- [Written request A]: In the dataset entries, rewrite the lines from the start of the entries up to and including the line with "crop-mark [874, 46, 875, 86]", swapping "color-swatch" for "color-chip" and leaving everything else as it is.

- [Extract provided]:
Your trash, their treasure: art from recycled materials


With spring cleaning comes the urge to discard and replace, but there are notable exceptions. Sometimes it’s a higher priority to reuse and recycle.

One person’s trash is the backbone, or accent mark, in wondrous artwork for another. Consider these examples.

For years, I have noticed and occasionally photographed the big, eccentric and rusting junkyard sculptures that face U.S. 12 next to Delaney’s Surplus Sales, between Sauk City and Baraboo. Across the road is the former Badger Ammunition Plant.

The sculptures are the work of Tom “Dr. Evermor” Every, who at age 47 gave up his work in industrial wrecking and began to build a world of fantasy with castoff materials.

What you from the highway is such a small part of his vast legacy. Dr. Evermor’s 1983 Forevertron – 50 feet high, 120 feet wide and at least 300 tons – sits behind the salvage yard and is dubbed the world’s biggest sculpture made of scrap metal.

Also on the acreage is the Bird Band, an orchestra of 85 sculptures whose designs incorporate vintage musical instruments, and many other pieces of art made with junk.

Today the artist is 75 years old and lives in a nursing home because of two strokes, but relatives say his mind is sharp and still creating new works. Son Thayer Every of Stoughton does the building and welding.

“He still has amazing ideas,” Tya Kottler says, of her father. “I just love that we still have him and his mind.”

Father and son, for a while, worked on a new art installation near I-90 and Wisconsin 59. When vandals began removing copper and brass embellishments, the sculptures were moved to an undisclosed location.

“I see things in stuff that nobody would dream of seeing,” the artist told me a couple of years ago. “I got enough (materials) to work 20 more years, but I’m not going to last that long.”

He spoke matter-of-factly, as does his wife, “Lady Eleanor,” who gives impromptu tours in the Forevertron park.

“Rain doesn’t stop me, but snow does,” says the longtime costume designer. Now she’s the buyer of metals for her family’s art, “and that’s as exciting as buying fabrics.”

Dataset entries
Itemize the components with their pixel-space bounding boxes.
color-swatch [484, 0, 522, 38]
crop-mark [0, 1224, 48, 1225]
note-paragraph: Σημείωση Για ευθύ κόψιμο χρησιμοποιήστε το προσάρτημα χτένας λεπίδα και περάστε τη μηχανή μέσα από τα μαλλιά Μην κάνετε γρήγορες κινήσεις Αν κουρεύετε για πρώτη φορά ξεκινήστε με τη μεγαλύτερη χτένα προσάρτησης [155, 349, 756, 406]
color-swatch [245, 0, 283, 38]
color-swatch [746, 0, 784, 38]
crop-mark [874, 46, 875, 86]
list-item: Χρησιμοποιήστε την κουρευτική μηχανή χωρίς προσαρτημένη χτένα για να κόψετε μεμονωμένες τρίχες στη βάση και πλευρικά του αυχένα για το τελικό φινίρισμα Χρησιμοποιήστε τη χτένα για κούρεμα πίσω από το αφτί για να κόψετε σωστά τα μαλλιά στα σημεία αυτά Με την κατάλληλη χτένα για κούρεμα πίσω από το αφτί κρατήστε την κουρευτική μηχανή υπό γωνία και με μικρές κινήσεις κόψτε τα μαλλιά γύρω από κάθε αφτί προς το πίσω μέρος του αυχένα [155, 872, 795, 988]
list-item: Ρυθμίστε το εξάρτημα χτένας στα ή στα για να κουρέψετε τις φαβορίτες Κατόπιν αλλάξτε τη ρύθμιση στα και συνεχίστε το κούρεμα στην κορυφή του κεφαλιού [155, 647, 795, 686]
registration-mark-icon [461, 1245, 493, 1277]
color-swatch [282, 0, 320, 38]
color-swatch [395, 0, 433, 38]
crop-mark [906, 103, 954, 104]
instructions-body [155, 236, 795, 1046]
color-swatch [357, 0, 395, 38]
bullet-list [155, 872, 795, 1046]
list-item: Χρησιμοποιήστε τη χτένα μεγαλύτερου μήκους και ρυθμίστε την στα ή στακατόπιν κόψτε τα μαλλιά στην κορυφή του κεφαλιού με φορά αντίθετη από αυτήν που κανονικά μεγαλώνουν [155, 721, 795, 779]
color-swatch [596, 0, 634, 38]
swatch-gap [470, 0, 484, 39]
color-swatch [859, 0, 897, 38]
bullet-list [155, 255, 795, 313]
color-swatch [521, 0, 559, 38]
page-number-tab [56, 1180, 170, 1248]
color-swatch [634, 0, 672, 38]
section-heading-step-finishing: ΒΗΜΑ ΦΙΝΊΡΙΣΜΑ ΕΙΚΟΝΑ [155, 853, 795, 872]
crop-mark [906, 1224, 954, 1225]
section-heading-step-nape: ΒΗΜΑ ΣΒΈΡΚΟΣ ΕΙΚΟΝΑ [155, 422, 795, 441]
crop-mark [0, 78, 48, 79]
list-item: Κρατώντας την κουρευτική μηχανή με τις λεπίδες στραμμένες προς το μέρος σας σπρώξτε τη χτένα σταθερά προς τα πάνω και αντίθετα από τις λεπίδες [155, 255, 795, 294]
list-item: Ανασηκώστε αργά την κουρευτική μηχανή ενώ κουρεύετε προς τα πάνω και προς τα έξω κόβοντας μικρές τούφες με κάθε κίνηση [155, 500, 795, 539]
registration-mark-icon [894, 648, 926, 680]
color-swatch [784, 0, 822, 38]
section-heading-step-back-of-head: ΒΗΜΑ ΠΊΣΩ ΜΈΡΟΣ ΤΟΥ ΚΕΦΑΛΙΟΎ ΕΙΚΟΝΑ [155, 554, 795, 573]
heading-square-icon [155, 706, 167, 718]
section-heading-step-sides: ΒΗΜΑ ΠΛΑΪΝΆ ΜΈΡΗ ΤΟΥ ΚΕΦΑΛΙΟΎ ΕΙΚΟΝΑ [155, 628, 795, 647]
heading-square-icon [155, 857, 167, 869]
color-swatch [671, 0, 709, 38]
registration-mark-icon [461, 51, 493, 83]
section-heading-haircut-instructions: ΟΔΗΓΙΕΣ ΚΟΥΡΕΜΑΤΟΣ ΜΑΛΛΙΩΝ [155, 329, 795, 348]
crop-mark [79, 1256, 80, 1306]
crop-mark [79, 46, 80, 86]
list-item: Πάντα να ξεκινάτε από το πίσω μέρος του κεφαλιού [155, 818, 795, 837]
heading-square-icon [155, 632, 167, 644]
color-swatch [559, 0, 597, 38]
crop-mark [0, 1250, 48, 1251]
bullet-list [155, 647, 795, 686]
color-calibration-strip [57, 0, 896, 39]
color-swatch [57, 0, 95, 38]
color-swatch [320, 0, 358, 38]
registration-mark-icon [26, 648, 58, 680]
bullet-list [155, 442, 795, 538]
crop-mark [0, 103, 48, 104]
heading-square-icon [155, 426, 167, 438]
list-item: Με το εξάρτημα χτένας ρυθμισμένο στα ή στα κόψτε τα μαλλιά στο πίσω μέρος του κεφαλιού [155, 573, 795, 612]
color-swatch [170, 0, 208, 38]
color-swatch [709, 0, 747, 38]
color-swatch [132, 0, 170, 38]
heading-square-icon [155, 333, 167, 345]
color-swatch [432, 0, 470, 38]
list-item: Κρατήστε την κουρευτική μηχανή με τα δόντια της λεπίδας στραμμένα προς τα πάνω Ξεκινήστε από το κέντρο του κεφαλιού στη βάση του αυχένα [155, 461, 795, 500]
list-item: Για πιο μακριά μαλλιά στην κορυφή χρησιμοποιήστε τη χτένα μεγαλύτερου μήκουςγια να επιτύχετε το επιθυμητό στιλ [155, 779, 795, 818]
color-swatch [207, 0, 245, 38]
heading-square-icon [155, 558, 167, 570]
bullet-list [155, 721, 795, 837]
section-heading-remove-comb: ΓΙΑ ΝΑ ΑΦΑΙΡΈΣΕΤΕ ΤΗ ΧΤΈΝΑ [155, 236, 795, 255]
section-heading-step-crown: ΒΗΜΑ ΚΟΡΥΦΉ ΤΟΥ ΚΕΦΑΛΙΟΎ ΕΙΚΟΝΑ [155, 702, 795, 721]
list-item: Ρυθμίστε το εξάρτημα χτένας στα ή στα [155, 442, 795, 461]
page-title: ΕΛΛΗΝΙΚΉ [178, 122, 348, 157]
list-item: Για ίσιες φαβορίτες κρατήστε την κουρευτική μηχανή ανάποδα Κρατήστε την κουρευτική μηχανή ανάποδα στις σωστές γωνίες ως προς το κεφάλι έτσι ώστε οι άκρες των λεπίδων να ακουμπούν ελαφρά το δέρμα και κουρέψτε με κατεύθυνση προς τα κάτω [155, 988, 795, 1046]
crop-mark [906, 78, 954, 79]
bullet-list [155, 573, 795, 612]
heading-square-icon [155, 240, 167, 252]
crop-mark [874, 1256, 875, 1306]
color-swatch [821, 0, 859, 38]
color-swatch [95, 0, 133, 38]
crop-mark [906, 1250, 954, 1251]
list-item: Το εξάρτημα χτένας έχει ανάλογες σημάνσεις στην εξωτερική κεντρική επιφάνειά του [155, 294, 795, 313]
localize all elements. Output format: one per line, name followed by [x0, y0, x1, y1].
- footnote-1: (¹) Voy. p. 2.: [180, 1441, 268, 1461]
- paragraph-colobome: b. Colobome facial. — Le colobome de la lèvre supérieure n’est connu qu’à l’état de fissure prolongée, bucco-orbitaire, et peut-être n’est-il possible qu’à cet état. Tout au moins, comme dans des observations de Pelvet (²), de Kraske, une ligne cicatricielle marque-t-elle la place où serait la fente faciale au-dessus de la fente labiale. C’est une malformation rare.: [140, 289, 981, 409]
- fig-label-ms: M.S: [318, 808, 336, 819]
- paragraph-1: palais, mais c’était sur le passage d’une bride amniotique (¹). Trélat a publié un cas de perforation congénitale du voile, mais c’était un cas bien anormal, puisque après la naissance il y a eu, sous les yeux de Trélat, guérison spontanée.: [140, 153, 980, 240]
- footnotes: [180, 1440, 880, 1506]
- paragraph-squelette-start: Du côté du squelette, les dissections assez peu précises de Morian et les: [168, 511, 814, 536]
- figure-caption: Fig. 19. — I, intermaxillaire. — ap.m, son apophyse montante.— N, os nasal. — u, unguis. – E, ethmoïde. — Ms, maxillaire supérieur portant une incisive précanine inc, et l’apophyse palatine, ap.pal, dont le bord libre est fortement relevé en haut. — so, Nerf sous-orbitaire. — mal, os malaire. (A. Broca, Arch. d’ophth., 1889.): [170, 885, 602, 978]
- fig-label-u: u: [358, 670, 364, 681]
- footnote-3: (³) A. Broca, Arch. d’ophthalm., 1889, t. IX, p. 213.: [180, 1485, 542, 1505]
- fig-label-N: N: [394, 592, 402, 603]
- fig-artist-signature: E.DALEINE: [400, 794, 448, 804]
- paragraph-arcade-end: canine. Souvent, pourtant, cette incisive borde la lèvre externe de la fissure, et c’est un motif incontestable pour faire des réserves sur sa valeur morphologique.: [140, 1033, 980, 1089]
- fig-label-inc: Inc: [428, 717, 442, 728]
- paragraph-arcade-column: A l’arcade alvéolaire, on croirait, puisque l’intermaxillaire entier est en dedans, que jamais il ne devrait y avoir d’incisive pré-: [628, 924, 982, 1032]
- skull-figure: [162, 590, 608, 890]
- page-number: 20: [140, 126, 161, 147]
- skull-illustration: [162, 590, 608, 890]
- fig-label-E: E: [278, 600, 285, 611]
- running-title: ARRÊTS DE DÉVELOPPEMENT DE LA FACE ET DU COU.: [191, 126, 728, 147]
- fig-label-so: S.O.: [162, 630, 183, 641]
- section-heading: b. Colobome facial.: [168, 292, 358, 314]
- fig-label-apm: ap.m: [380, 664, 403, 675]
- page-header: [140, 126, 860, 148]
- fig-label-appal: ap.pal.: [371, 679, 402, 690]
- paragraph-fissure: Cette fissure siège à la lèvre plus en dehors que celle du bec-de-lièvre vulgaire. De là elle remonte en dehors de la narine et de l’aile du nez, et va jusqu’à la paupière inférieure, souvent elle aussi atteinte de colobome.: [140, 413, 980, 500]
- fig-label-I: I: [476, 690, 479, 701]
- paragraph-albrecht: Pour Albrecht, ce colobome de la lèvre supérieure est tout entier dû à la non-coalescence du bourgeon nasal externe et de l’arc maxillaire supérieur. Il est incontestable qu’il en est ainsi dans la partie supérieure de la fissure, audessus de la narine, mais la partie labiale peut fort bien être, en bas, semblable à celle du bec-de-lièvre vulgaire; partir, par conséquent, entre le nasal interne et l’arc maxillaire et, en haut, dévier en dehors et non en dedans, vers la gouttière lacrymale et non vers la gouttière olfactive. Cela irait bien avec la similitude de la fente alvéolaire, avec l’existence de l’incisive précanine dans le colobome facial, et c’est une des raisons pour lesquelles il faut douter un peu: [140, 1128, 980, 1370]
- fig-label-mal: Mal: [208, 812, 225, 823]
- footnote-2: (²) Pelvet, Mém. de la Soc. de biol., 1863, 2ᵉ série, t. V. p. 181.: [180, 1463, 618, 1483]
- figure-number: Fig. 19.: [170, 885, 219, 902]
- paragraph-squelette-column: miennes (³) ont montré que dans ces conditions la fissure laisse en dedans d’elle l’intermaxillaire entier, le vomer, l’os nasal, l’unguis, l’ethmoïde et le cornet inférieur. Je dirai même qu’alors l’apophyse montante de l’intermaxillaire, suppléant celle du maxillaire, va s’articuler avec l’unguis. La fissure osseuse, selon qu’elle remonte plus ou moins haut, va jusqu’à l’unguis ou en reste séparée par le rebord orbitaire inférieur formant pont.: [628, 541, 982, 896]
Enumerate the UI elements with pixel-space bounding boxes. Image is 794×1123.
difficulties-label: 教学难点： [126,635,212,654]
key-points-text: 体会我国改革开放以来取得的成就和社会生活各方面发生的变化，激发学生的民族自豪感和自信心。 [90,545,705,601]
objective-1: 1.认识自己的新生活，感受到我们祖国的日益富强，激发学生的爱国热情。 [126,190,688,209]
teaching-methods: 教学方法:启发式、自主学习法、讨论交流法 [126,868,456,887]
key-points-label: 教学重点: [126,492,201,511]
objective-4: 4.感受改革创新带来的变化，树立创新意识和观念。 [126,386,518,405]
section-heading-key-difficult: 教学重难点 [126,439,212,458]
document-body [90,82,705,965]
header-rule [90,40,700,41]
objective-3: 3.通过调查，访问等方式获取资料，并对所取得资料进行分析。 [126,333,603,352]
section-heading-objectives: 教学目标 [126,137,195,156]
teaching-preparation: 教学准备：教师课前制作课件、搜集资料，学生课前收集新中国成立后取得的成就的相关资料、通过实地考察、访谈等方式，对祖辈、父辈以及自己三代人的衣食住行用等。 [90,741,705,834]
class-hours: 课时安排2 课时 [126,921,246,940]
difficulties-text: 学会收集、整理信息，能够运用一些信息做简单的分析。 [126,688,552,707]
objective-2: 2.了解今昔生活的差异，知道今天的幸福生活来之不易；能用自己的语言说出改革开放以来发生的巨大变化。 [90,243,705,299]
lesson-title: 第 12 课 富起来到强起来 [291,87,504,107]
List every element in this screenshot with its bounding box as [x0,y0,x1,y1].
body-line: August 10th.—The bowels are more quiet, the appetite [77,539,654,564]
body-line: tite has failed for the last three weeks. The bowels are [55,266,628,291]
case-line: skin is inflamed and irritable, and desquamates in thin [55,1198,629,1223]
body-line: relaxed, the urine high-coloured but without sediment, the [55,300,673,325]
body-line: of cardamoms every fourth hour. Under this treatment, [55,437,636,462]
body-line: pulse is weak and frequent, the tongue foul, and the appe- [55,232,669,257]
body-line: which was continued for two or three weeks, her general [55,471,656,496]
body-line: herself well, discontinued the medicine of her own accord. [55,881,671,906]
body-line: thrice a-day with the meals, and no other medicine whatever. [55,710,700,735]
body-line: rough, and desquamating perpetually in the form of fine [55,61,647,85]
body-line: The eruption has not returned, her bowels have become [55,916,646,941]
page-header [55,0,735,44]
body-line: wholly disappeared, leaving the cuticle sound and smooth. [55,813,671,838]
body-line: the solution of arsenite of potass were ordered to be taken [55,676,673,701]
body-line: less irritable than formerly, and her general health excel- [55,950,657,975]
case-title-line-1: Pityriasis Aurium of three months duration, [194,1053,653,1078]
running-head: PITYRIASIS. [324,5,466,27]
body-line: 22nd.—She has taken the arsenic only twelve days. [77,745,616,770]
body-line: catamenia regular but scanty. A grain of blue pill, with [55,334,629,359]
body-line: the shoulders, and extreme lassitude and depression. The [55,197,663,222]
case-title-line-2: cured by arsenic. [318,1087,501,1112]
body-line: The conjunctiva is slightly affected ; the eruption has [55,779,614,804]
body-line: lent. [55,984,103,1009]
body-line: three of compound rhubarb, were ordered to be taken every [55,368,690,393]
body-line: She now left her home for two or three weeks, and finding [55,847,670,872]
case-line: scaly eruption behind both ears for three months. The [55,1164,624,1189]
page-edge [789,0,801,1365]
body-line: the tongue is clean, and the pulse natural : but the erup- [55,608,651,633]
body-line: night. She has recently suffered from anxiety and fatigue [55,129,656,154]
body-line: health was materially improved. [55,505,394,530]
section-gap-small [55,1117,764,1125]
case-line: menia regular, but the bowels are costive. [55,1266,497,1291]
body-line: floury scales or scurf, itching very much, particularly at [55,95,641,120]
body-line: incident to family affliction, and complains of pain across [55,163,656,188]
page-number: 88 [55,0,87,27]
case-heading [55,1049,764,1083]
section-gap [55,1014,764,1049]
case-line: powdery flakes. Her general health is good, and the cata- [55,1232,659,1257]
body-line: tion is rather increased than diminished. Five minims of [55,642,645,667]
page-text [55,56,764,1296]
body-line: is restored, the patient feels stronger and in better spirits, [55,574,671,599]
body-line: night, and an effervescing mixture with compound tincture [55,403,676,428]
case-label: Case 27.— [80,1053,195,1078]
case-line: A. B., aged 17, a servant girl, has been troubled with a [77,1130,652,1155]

- [Written request B]: Name every person mentioned by name in the article on art made from recycled materials.

- [Response A]:
Itemize the components with their pixel-space bounding boxes.
color-chip [484, 0, 522, 38]
crop-mark [0, 1224, 48, 1225]
note-paragraph: Σημείωση Για ευθύ κόψιμο χρησιμοποιήστε το προσάρτημα χτένας λεπίδα και περάστε τη μηχανή μέσα από τα μαλλιά Μην κάνετε γρήγορες κινήσεις Αν κουρεύετε για πρώτη φορά ξεκινήστε με τη μεγαλύτερη χτένα προσάρτησης [155, 349, 756, 406]
color-chip [245, 0, 283, 38]
color-chip [746, 0, 784, 38]
crop-mark [874, 46, 875, 86]

- [Response B]:
Tom "Dr. Evermor" Every
Thayer Every
Tya Kottler
"Lady Eleanor"